▶ Aim
Find the lines holding "Size" and copy them.

start

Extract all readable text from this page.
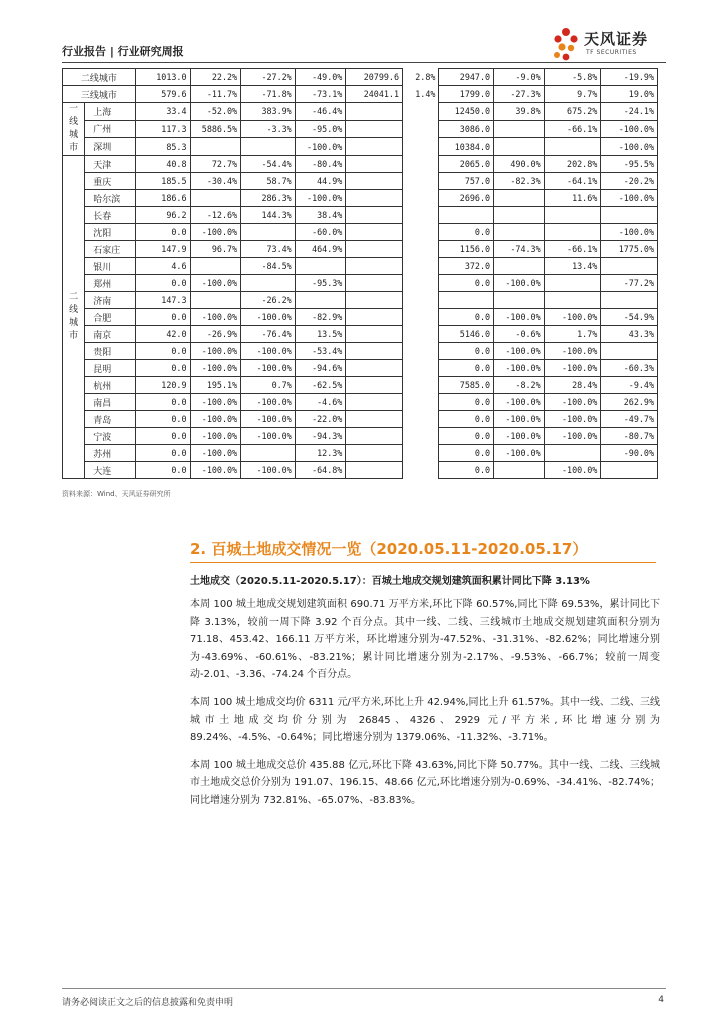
行业报告 | 行业研究周报
天风证券
TF SECURITIES
二线城市		1013.0	22.2%	-27.2%	-49.0%	20799.6	2.8%	2947.0	-9.0%	-5.8%	-19.9%
三线城市		579.6	-11.7%	-71.8%	-73.1%	24041.1	1.4%	1799.0	-27.3%	9.7%	19.0%

一
线
城
市	上海	33.4	-52.0%	383.9%	-46.4%			12450.0	39.8%	675.2%	-24.1%
	广州	117.3	5886.5%	-3.3%	-95.0%			3086.0		-66.1%	-100.0%
	深圳	85.3			-100.0%			10384.0			-100.0%

二
线
城
市	天津	40.8	72.7%	-54.4%	-80.4%			2065.0	490.0%	202.8%	-95.5%
	重庆	185.5	-30.4%	58.7%	44.9%			757.0	-82.3%	-64.1%	-20.2%
	哈尔滨	186.6		286.3%	-100.0%			2696.0		11.6%	-100.0%
	长春	96.2	-12.6%	144.3%	38.4%						
	沈阳	0.0	-100.0%		-60.0%			0.0			-100.0%
	石家庄	147.9	96.7%	73.4%	464.9%			1156.0	-74.3%	-66.1%	1775.0%
	银川	4.6		-84.5%				372.0		13.4%	
	郑州	0.0	-100.0%		-95.3%			0.0	-100.0%		-77.2%
	济南	147.3		-26.2%							
	合肥	0.0	-100.0%	-100.0%	-82.9%			0.0	-100.0%	-100.0%	-54.9%
	南京	42.0	-26.9%	-76.4%	13.5%			5146.0	-0.6%	1.7%	43.3%
	贵阳	0.0	-100.0%	-100.0%	-53.4%			0.0	-100.0%	-100.0%	
	昆明	0.0	-100.0%	-100.0%	-94.6%			0.0	-100.0%	-100.0%	-60.3%
	杭州	120.9	195.1%	0.7%	-62.5%			7585.0	-8.2%	28.4%	-9.4%
	南昌	0.0	-100.0%	-100.0%	-4.6%			0.0	-100.0%	-100.0%	262.9%
	青岛	0.0	-100.0%	-100.0%	-22.0%			0.0	-100.0%	-100.0%	-49.7%
	宁波	0.0	-100.0%	-100.0%	-94.3%			0.0	-100.0%	-100.0%	-80.7%
	苏州	0.0	-100.0%		12.3%			0.0	-100.0%		-90.0%
	大连	0.0	-100.0%	-100.0%	-64.8%			0.0		-100.0%	
资料来源：Wind、天风证券研究所
2. 百城土地成交情况一览（2020.05.11-2020.05.17）
土地成交（2020.5.11-2020.5.17）：百城土地成交规划建筑面积累计同比下降 3.13%

本周 100 城土地成交规划建筑面积 690.71 万平方米,环比下降 60.57%,同比下降 69.53%，累计同比下降 3.13%，较前一周下降 3.92 个百分点。其中一线、二线、三线城市土地成交规划建筑面积分别为 71.18、453.42、166.11 万平方米，环比增速分别为-47.52%、-31.31%、-82.62%；同比增速分别为-43.69%、-60.61%、-83.21%；累计同比增速分别为-2.17%、-9.53%、-66.7%；较前一周变动-2.01、-3.36、-74.24 个百分点。

本周 100 城土地成交均价 6311 元/平方米,环比上升 42.94%,同比上升 61.57%。其中一线、二线、三线城市土地成交均价分别为 26845、4326、2929 元/平方米,环比增速分别为 89.24%、-4.5%、-0.64%；同比增速分别为 1379.06%、-11.32%、-3.71%。

本周 100 城土地成交总价 435.88 亿元,环比下降 43.63%,同比下降 50.77%。其中一线、二线、三线城市土地成交总价分别为 191.07、196.15、48.66 亿元,环比增速分别为-0.69%、-34.41%、-82.74%；同比增速分别为 732.81%、-65.07%、-83.83%。

请务必阅读正文之后的信息披露和免责申明	4
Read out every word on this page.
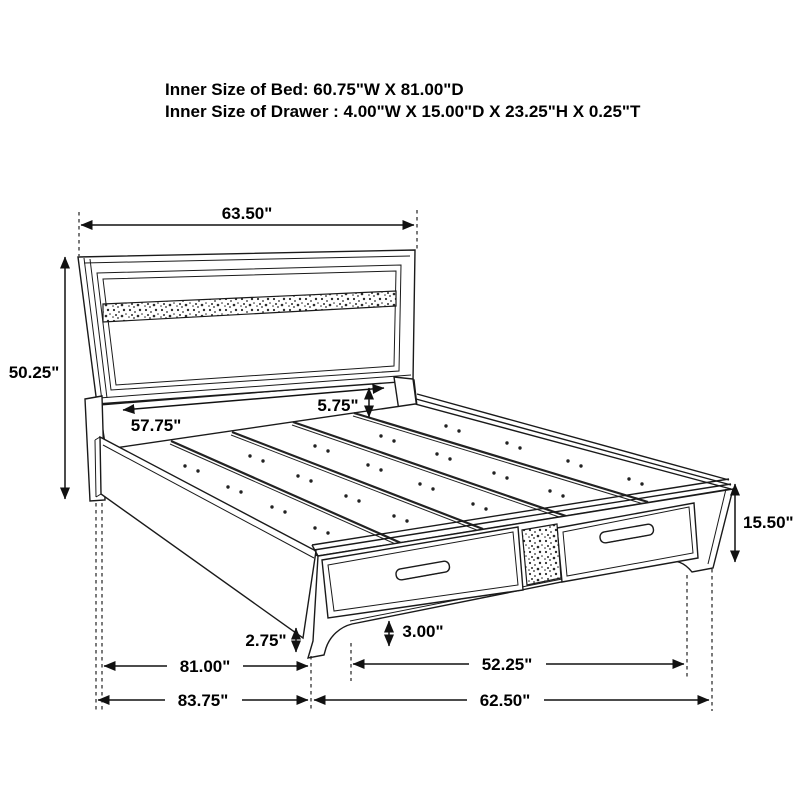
Inner Size of Bed: 60.75"W X 81.00"D
Inner Size of Drawer : 4.00"W X 15.00"D X 23.25"H X 0.25"T
63.50"
50.25"
57.75"
5.75"
15.50"
2.75"	3.00"
81.00"	52.25"
83.75"	62.50"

end

▶ The response
Inner Size of Bed: 60.75"W X 81.00"D
Inner Size of Drawer : 4.00"W X 15.00"D X 23.25"H X 0.25"T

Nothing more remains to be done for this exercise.